▼▼▼
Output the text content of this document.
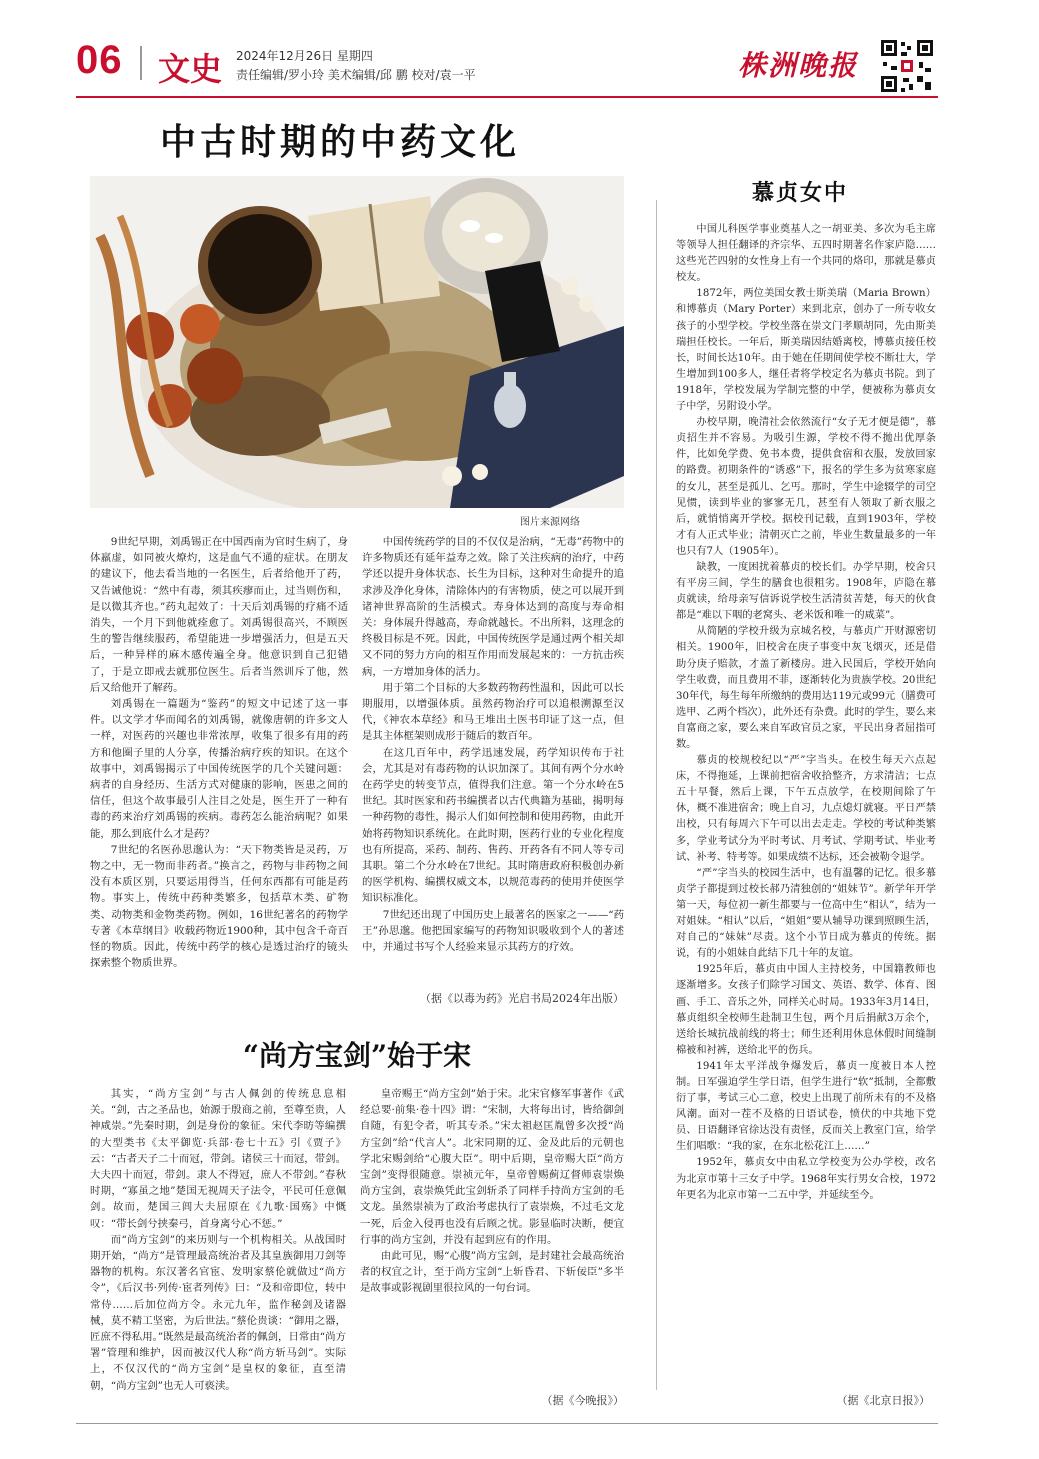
06 文史 2024年12月26日 星期四
责任编辑/罗小玲 美术编辑/邱 鹏 校对/袁一平	株洲晚报
中古时期的中药文化
图片来源网络

9世纪早期，刘禹锡正在中国西南为官时生病了，身体羸虚，如同被火燎灼，这是血气不通的症状。在朋友的建议下，他去看当地的一名医生，后者给他开了药，又告诫他说：“然中有毒，须其疾瘳而止，过当则伤和，是以微其齐也。”药丸起效了：十天后刘禹锡的疗痛不适消失，一个月下到他就痊愈了。刘禹锡很高兴，不顾医生的警告继续服药，希望能进一步增强活力，但是五天后，一种异样的麻木感传遍全身。他意识到自己犯错了，于是立即戒去就那位医生。后者当然训斥了他，然后又给他开了解药。

刘禹锡在一篇题为“鉴药”的短文中记述了这一事件。以文学才华而闻名的刘禹锡，就像唐朝的许多文人一样，对医药的兴趣也非常浓厚，收集了很多有用的药方和他圈子里的人分享，传播治病疗疾的知识。在这个故事中，刘禹锡揭示了中国传统医学的几个关键问题：病者的自身经历、生活方式对健康的影响，医患之间的信任，但这个故事最引人注目之处是，医生开了一种有毒的药来治疗刘禹锡的疾病。毒药怎么能治病呢？如果能，那么到底什么才是药？

7世纪的名医孙思邈认为：“天下物类皆是灵药，万物之中，无一物而非药者。”换言之，药物与非药物之间没有本质区别，只要运用得当，任何东西都有可能是药物。事实上，传统中药种类繁多，包括草木类、矿物类、动物类和金物类药物。例如，16世纪著名的药物学专著《本草纲目》收载药物近1900种，其中包含千奇百怪的物质。因此，传统中药学的核心是透过治疗的镜头探索整个物质世界。

中国传统药学的目的不仅仅是治病，“无毒”药物中的许多物质还有延年益寿之效。除了关注疾病的治疗，中药学还以提升身体状态、长生为目标，这种对生命提升的追求涉及净化身体，清除体内的有害物质，使之可以展开到诸神世界高阶的生活模式。寿身体达到的高度与寿命相关：身体展升得越高，寿命就越长。不出所料，这理念的终极目标是不死。因此，中国传统医学是通过两个相关却又不同的努力方向的相互作用而发展起来的：一方抗击疾病，一方增加身体的活力。

用于第二个目标的大多数药物药性温和，因此可以长期服用，以增强体质。虽然药物治疗可以追根溯源至汉代，《神农本草经》和马王堆出土医书印证了这一点，但是其主体框架则成形于随后的数百年。

在这几百年中，药学迅速发展，药学知识传布于社会，尤其是对有毒药物的认识加深了。其间有两个分水岭在药学史的转变节点，值得我们注意。第一个分水岭在5世纪。其时医家和药书编撰者以古代典籍为基础，揭明每一种药物的毒性，揭示人们如何控制和使用药物，由此开始将药物知识系统化。在此时期，医药行业的专业化程度也有所提高，采药、制药、售药、开药各有不同人等专司其职。第二个分水岭在7世纪。其时隋唐政府积极创办新的医学机构、编撰权威文本，以规范毒药的使用并使医学知识标准化。

7世纪还出现了中国历史上最著名的医家之一——“药王”孙思邈。他把国家编写的药物知识吸收到个人的著述中，并通过书写个人经验来显示其药方的疗效。

（据《以毒为药》光启书局2024年出版）
“尚方宝剑”始于宋

其实，“尚方宝剑”与古人佩剑的传统息息相关。“剑，古之圣品也，始源于殷商之前，至尊至贵，人神咸崇。”先秦时期，剑是身份的象征。宋代李昉等编撰的大型类书《太平御览·兵部·卷七十五》引《贾子》云：“古者天子二十而冠，带剑。诸侯三十而冠，带剑。大夫四十而冠，带剑。隶人不得冠，庶人不带剑。”春秋时期，“寡虽之地”楚国无视周天子法令，平民可任意佩剑。故而，楚国三闾大夫屈原在《九歌·国殇》中慨叹：“带长剑兮挟秦弓，首身离兮心不惩。”

而“尚方宝剑”的来历则与一个机构相关。从战国时期开始，“尚方”是管理最高统治者及其皇族御用刀剑等器物的机构。东汉著名官宦、发明家蔡伦就做过“尚方令”，《后汉书·列传·宦者列传》曰：“及和帝即位，转中常侍……后加位尚方令。永元九年，监作秘剑及诸器械，莫不精工坚密，为后世法。”蔡伦贵谈：“御用之器，匠庶不得私用。”既然是最高统治者的佩剑，日常由“尚方署”管理和维护，因而被汉代人称“尚方斩马剑”。实际上，不仅汉代的“尚方宝剑”是皇权的象征，直至清朝，“尚方宝剑”也无人可亵渎。

皇帝赐王“尚方宝剑”始于宋。北宋官修军事著作《武经总要·前集·卷十四》谓：“宋制，大将每出讨，皆给御剑自随，有犯令者，听其专杀。”宋太祖赵匡胤曾多次授“尚方宝剑”给“代言人”。北宋同期的辽、金及此后的元朝也学北宋赐剑给“心腹大臣”。明中后期，皇帝赐大臣“尚方宝剑”变得很随意。崇祯元年，皇帝曾赐蓟辽督师袁崇焕尚方宝剑，袁崇焕凭此宝剑斩杀了同样手持尚方宝剑的毛文龙。虽然崇祯为了政治考虑执行了袁崇焕，不过毛文龙一死，后金入侵再也没有后顾之忧。影显临时决断，便宜行事的尚方宝剑，并没有起到应有的作用。

由此可见，赐“心腹”尚方宝剑，是封建社会最高统治者的权宜之计，至于尚方宝剑“上斩昏君、下斩佞臣”多半是故事或影视剧里很拉风的一句台词。

（据《今晚报》）
慕贞女中

中国儿科医学事业奠基人之一胡亚美、多次为毛主席等领导人担任翻译的齐宗华、五四时期著名作家庐隐……这些光芒四射的女性身上有一个共同的烙印，那就是慕贞校友。

1872年，两位美国女教士斯美瑞（Maria Brown）和博慕贞（Mary Porter）来到北京，创办了一所专收女孩子的小型学校。学校坐落在崇文门孝顺胡同，先由斯美瑞担任校长。一年后，斯美瑞因结婚离校，博慕贞接任校长，时间长达10年。由于她在任期间使学校不断壮大，学生增加到100多人，继任者将学校定名为慕贞书院。到了1918年，学校发展为学制完整的中学，便被称为慕贞女子中学，另附设小学。

办校早期，晚清社会依然流行“女子无才便是德”，慕贞招生并不容易。为吸引生源，学校不得不拋出优厚条件，比如免学费、免书本费，提供食宿和衣服，发放回家的路费。初期条件的“诱惑”下，报名的学生多为贫寒家庭的女儿，甚至是孤儿、乞丐。那时，学生中途辍学的司空见惯，读到毕业的寥寥无几，甚至有人领取了新衣服之后，就悄悄离开学校。据校刊记载，直到1903年，学校才有人正式毕业；清朝灭亡之前，毕业生数量最多的一年也只有7人（1905年）。

缺教，一度困扰着慕贞的校长们。办学早期，校舍只有平房三间，学生的膳食也很粗劣。1908年，庐隐在慕贞就读，给母亲写信诉说学校生活清贫苦楚，每天的伙食都是“难以下咽的老窝头、老米饭和唯一的咸菜”。

从简陋的学校升级为京城名校，与慕贞广开财源密切相关。1900年，旧校舍在庚子事变中灰飞烟灭，还是借助分庚子赔款，才盖了新楼房。进入民国后，学校开始向学生收费，而且费用不菲，逐渐转化为贵族学校。20世纪30年代，每生每年所缴纳的费用达119元或99元（膳费可选甲、乙两个档次），此外还有杂费。此时的学生，要么来自富商之家，要么来自军政官员之家，平民出身者屈指可数。

慕贞的校规校纪以“严”字当头。在校生每天六点起床，不得拖延，上课前把宿舍收拾整齐，方求清洁；七点五十早餐，然后上课，下午五点放学，在校期间除了午休，概不准进宿舍；晚上自习，九点熄灯就寝。平日严禁出校，只有每周六下午可以出去走走。学校的考试种类繁多，学业考试分为平时考试、月考试、学期考试、毕业考试、补考、特考等。如果成绩不达标，还会被勒令退学。

“严”字当头的校园生活中，也有温馨的记忆。很多慕贞学子都提到过校长郝乃清独创的“姐妹节”。新学年开学第一天，每位初一新生都要与一位高中生“相认”，结为一对姐妹。“相认”以后，“姐姐”要从辅导功课到照顾生活，对自己的“妹妹”尽责。这个小节日成为慕贞的传统。据说，有的小姐妹自此结下几十年的友谊。

1925年后，慕贞由中国人主持校务，中国籍教师也逐渐增多。女孩子们除学习国文、英语、数学、体育、图画、手工、音乐之外，同样关心时局。1933年3月14日，慕贞组织全校师生赴制卫生包，两个月后捐献3万余个，送给长城抗战前线的将士；师生还利用休息休假时间缝制棉被和衬裤，送给北平的伤兵。

1941年太平洋战争爆发后，慕贞一度被日本人控制。日军强迫学生学日语，但学生进行“软”抵制，全都敷衍了事，考试三心二意，校史上出现了前所未有的不及格风潮。面对一茬不及格的日语试卷，愤伏的中共地下党员、日语翻译官徐达没有责怪，反而关上教室门宣，给学生们唱歌：“我的家，在东北松花江上……”

1952年，慕贞女中由私立学校变为公办学校，改名为北京市第十三女子中学。1968年实行男女合校，1972年更名为北京市第一二五中学，并延续至今。

（据《北京日报》）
▲▲▲
▸ YOUR INSTRUCTIONS
Count how many lines include the string "尚方宝剑". Nothing but the number is needed.

▸ RESULT FOR THIS EXERCISE
5